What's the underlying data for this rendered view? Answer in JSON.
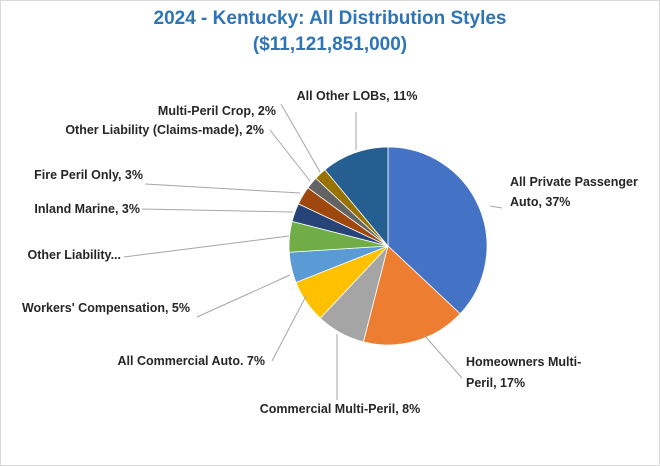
{
  "chart_data": {
    "type": "pie",
    "title": "2024 - Kentucky: All Distribution Styles",
    "subtitle": "($11,121,851,000)",
    "slices": [
      {
        "label": "All Private Passenger Auto, 37%",
        "value": 37,
        "color": "#4472c4"
      },
      {
        "label": "Homeowners Multi-Peril, 17%",
        "value": 17,
        "color": "#ed7d31"
      },
      {
        "label": "Commercial Multi-Peril, 8%",
        "value": 8,
        "color": "#a5a5a5"
      },
      {
        "label": "All Commercial Auto. 7%",
        "value": 7,
        "color": "#ffc000"
      },
      {
        "label": "Workers' Compensation, 5%",
        "value": 5,
        "color": "#5b9bd5"
      },
      {
        "label": "Other Liability...",
        "value": 5,
        "color": "#70ad47"
      },
      {
        "label": "Inland Marine, 3%",
        "value": 3,
        "color": "#264478"
      },
      {
        "label": "Fire Peril Only, 3%",
        "value": 3,
        "color": "#9e480e"
      },
      {
        "label": "Other Liability (Claims-made), 2%",
        "value": 2,
        "color": "#636363"
      },
      {
        "label": "Multi-Peril Crop, 2%",
        "value": 2,
        "color": "#997300"
      },
      {
        "label": "All Other LOBs, 11%",
        "value": 11,
        "color": "#255e91"
      }
    ],
    "legend": "none"
  }
}
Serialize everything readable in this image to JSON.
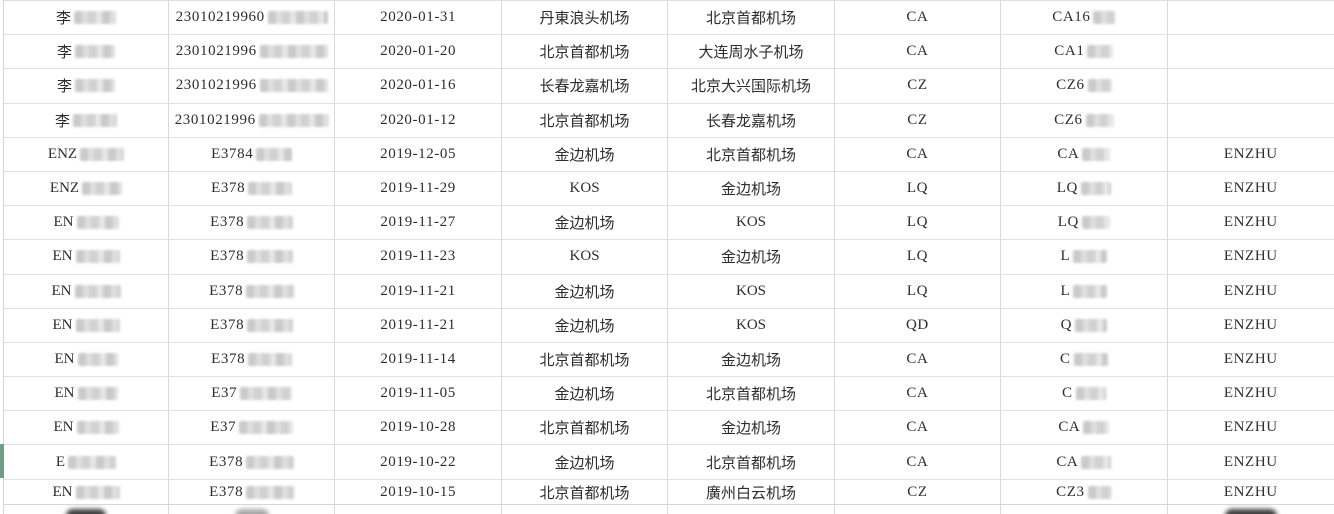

──────────

GOAL
From the entries above, list each line with "Other" in it.

RESULT OF THIS EXERCISE
        "label": "Other Liability...",
        "label": "Other Liability (Claims-made), 2%",
        "label": "All Other LOBs, 11%",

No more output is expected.